(begin)

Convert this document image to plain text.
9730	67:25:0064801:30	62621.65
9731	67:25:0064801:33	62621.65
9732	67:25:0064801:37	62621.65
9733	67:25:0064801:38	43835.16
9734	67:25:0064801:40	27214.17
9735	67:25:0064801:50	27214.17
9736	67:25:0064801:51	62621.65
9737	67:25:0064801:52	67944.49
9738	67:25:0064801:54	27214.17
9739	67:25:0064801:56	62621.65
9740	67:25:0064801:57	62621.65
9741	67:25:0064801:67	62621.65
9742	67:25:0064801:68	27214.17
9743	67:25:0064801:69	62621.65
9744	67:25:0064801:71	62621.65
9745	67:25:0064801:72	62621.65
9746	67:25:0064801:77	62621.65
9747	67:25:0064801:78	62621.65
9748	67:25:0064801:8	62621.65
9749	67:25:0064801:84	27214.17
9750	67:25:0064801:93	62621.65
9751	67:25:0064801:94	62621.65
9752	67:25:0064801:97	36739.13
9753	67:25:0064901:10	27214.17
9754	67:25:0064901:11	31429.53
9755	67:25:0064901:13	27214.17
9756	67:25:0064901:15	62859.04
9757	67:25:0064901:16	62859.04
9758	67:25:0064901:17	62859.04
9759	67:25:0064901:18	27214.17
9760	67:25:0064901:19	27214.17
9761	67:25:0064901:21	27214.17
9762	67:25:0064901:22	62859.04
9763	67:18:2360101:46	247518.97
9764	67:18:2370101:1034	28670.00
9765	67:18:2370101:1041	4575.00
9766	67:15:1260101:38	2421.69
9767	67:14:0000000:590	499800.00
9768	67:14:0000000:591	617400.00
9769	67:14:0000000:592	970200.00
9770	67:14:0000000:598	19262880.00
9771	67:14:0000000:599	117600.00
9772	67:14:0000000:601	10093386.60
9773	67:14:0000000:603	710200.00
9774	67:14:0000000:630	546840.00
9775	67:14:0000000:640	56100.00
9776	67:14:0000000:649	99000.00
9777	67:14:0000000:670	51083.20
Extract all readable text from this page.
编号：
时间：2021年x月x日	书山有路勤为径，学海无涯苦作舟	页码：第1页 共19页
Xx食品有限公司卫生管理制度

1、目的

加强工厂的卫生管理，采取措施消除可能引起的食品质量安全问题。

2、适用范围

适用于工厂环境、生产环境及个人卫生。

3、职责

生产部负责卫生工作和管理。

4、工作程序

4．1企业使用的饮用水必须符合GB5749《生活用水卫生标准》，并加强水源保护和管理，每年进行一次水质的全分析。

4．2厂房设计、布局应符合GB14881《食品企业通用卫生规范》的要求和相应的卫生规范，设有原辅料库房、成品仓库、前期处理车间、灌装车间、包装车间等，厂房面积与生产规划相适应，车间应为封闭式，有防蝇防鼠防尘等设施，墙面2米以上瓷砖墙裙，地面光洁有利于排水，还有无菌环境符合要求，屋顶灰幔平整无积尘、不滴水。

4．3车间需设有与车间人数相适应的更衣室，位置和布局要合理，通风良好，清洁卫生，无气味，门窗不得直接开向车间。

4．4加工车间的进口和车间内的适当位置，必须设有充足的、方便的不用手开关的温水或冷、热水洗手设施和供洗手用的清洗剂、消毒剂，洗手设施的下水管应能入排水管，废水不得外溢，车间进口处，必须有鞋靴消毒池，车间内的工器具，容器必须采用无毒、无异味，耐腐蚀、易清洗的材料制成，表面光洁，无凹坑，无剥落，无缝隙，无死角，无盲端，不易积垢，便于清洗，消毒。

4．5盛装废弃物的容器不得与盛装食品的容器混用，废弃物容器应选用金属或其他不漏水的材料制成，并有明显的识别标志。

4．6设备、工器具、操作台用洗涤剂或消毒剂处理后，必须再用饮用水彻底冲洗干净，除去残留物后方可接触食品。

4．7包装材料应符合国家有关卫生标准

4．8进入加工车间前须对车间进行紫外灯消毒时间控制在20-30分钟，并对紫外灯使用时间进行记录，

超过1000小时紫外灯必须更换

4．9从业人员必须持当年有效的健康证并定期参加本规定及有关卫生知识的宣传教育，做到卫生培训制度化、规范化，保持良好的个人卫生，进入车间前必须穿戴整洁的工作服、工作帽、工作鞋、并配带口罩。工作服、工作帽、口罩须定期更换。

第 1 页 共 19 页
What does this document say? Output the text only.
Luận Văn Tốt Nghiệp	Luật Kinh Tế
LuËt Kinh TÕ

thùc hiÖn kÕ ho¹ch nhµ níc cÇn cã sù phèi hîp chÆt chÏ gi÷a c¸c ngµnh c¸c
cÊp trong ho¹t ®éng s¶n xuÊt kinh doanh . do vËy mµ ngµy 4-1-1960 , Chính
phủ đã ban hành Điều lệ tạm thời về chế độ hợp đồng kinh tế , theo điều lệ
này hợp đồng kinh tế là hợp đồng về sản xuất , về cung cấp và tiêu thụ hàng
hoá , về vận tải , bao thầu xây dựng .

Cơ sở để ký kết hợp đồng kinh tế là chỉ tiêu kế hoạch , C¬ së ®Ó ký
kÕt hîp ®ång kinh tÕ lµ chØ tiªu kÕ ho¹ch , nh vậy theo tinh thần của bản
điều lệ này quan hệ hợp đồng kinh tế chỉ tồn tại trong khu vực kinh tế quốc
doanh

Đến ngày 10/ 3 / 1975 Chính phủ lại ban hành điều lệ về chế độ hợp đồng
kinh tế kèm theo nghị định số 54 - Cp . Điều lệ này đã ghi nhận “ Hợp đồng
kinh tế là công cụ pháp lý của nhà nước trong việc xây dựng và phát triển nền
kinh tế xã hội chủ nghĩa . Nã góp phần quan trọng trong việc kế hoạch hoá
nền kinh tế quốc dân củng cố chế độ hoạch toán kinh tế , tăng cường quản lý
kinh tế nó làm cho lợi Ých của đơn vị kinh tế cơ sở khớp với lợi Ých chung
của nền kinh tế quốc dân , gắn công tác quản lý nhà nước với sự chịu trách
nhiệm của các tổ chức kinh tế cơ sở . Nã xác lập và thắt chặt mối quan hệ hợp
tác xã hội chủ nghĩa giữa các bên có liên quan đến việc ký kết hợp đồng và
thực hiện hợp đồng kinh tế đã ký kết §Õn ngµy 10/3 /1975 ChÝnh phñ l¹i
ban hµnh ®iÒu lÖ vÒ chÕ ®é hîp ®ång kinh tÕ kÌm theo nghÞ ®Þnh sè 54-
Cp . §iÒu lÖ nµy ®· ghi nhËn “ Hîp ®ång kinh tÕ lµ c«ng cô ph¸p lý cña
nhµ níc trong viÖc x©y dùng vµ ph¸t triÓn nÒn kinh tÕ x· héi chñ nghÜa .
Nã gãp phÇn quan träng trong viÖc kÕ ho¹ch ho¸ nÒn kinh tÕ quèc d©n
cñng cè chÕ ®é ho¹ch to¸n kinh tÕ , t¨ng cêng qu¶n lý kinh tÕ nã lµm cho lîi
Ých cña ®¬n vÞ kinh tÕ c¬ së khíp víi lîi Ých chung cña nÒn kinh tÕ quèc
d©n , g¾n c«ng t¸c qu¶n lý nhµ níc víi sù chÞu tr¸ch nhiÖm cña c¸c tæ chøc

(end)

### WHAT IS REQUIRED
Your task is to repeat the data exactly; please include every line.

### RESPONSE TO THE EXERCISE
Convert this document image to plain text.
9730	67:25:0064801:30	62621.65
9731	67:25:0064801:33	62621.65
9732	67:25:0064801:37	62621.65
9733	67:25:0064801:38	43835.16
9734	67:25:0064801:40	27214.17
9735	67:25:0064801:50	27214.17
9736	67:25:0064801:51	62621.65
9737	67:25:0064801:52	67944.49
9738	67:25:0064801:54	27214.17
9739	67:25:0064801:56	62621.65
9740	67:25:0064801:57	62621.65
9741	67:25:0064801:67	62621.65
9742	67:25:0064801:68	27214.17
9743	67:25:0064801:69	62621.65
9744	67:25:0064801:71	62621.65
9745	67:25:0064801:72	62621.65
9746	67:25:0064801:77	62621.65
9747	67:25:0064801:78	62621.65
9748	67:25:0064801:8	62621.65
9749	67:25:0064801:84	27214.17
9750	67:25:0064801:93	62621.65
9751	67:25:0064801:94	62621.65
9752	67:25:0064801:97	36739.13
9753	67:25:0064901:10	27214.17
9754	67:25:0064901:11	31429.53
9755	67:25:0064901:13	27214.17
9756	67:25:0064901:15	62859.04
9757	67:25:0064901:16	62859.04
9758	67:25:0064901:17	62859.04
9759	67:25:0064901:18	27214.17
9760	67:25:0064901:19	27214.17
9761	67:25:0064901:21	27214.17
9762	67:25:0064901:22	62859.04
9763	67:18:2360101:46	247518.97
9764	67:18:2370101:1034	28670.00
9765	67:18:2370101:1041	4575.00
9766	67:15:1260101:38	2421.69
9767	67:14:0000000:590	499800.00
9768	67:14:0000000:591	617400.00
9769	67:14:0000000:592	970200.00
9770	67:14:0000000:598	19262880.00
9771	67:14:0000000:599	117600.00
9772	67:14:0000000:601	10093386.60
9773	67:14:0000000:603	710200.00
9774	67:14:0000000:630	546840.00
9775	67:14:0000000:640	56100.00
9776	67:14:0000000:649	99000.00
9777	67:14:0000000:670	51083.20
Extract all readable text from this page.
编号：
时间：2021年x月x日	书山有路勤为径，学海无涯苦作舟	页码：第1页 共19页
Xx食品有限公司卫生管理制度

1、目的

加强工厂的卫生管理，采取措施消除可能引起的食品质量安全问题。

2、适用范围

适用于工厂环境、生产环境及个人卫生。

3、职责

生产部负责卫生工作和管理。

4、工作程序

4．1企业使用的饮用水必须符合GB5749《生活用水卫生标准》，并加强水源保护和管理，每年进行一次水质的全分析。

4．2厂房设计、布局应符合GB14881《食品企业通用卫生规范》的要求和相应的卫生规范，设有原辅料库房、成品仓库、前期处理车间、灌装车间、包装车间等，厂房面积与生产规划相适应，车间应为封闭式，有防蝇防鼠防尘等设施，墙面2米以上瓷砖墙裙，地面光洁有利于排水，还有无菌环境符合要求，屋顶灰幔平整无积尘、不滴水。

4．3车间需设有与车间人数相适应的更衣室，位置和布局要合理，通风良好，清洁卫生，无气味，门窗不得直接开向车间。

4．4加工车间的进口和车间内的适当位置，必须设有充足的、方便的不用手开关的温水或冷、热水洗手设施和供洗手用的清洗剂、消毒剂，洗手设施的下水管应能入排水管，废水不得外溢，车间进口处，必须有鞋靴消毒池，车间内的工器具，容器必须采用无毒、无异味，耐腐蚀、易清洗的材料制成，表面光洁，无凹坑，无剥落，无缝隙，无死角，无盲端，不易积垢，便于清洗，消毒。

4．5盛装废弃物的容器不得与盛装食品的容器混用，废弃物容器应选用金属或其他不漏水的材料制成，并有明显的识别标志。

4．6设备、工器具、操作台用洗涤剂或消毒剂处理后，必须再用饮用水彻底冲洗干净，除去残留物后方可接触食品。

4．7包装材料应符合国家有关卫生标准

4．8进入加工车间前须对车间进行紫外灯消毒时间控制在20-30分钟，并对紫外灯使用时间进行记录，

超过1000小时紫外灯必须更换

4．9从业人员必须持当年有效的健康证并定期参加本规定及有关卫生知识的宣传教育，做到卫生培训制度化、规范化，保持良好的个人卫生，进入车间前必须穿戴整洁的工作服、工作帽、工作鞋、并配带口罩。工作服、工作帽、口罩须定期更换。

第 1 页 共 19 页
What does this document say? Output the text only.
Luận Văn Tốt Nghiệp	Luật Kinh Tế
LuËt Kinh TÕ

thùc hiÖn kÕ ho¹ch nhµ níc cÇn cã sù phèi hîp chÆt chÏ gi÷a c¸c ngµnh c¸c
cÊp trong ho¹t ®éng s¶n xuÊt kinh doanh . do vËy mµ ngµy 4-1-1960 , Chính
phủ đã ban hành Điều lệ tạm thời về chế độ hợp đồng kinh tế , theo điều lệ
này hợp đồng kinh tế là hợp đồng về sản xuất , về cung cấp và tiêu thụ hàng
hoá , về vận tải , bao thầu xây dựng .

Cơ sở để ký kết hợp đồng kinh tế là chỉ tiêu kế hoạch , C¬ së ®Ó ký
kÕt hîp ®ång kinh tÕ lµ chØ tiªu kÕ ho¹ch , nh vậy theo tinh thần của bản
điều lệ này quan hệ hợp đồng kinh tế chỉ tồn tại trong khu vực kinh tế quốc
doanh

Đến ngày 10/ 3 / 1975 Chính phủ lại ban hành điều lệ về chế độ hợp đồng
kinh tế kèm theo nghị định số 54 - Cp . Điều lệ này đã ghi nhận “ Hợp đồng
kinh tế là công cụ pháp lý của nhà nước trong việc xây dựng và phát triển nền
kinh tế xã hội chủ nghĩa . Nã góp phần quan trọng trong việc kế hoạch hoá
nền kinh tế quốc dân củng cố chế độ hoạch toán kinh tế , tăng cường quản lý
kinh tế nó làm cho lợi Ých của đơn vị kinh tế cơ sở khớp với lợi Ých chung
của nền kinh tế quốc dân , gắn công tác quản lý nhà nước với sự chịu trách
nhiệm của các tổ chức kinh tế cơ sở . Nã xác lập và thắt chặt mối quan hệ hợp
tác xã hội chủ nghĩa giữa các bên có liên quan đến việc ký kết hợp đồng và
thực hiện hợp đồng kinh tế đã ký kết §Õn ngµy 10/3 /1975 ChÝnh phñ l¹i
ban hµnh ®iÒu lÖ vÒ chÕ ®é hîp ®ång kinh tÕ kÌm theo nghÞ ®Þnh sè 54-
Cp . §iÒu lÖ nµy ®· ghi nhËn “ Hîp ®ång kinh tÕ lµ c«ng cô ph¸p lý cña
nhµ níc trong viÖc x©y dùng vµ ph¸t triÓn nÒn kinh tÕ x· héi chñ nghÜa .
Nã gãp phÇn quan träng trong viÖc kÕ ho¹ch ho¸ nÒn kinh tÕ quèc d©n
cñng cè chÕ ®é ho¹ch to¸n kinh tÕ , t¨ng cêng qu¶n lý kinh tÕ nã lµm cho lîi
Ých cña ®¬n vÞ kinh tÕ c¬ së khíp víi lîi Ých chung cña nÒn kinh tÕ quèc
d©n , g¾n c«ng t¸c qu¶n lý nhµ níc víi sù chÞu tr¸ch nhiÖm cña c¸c tæ chøc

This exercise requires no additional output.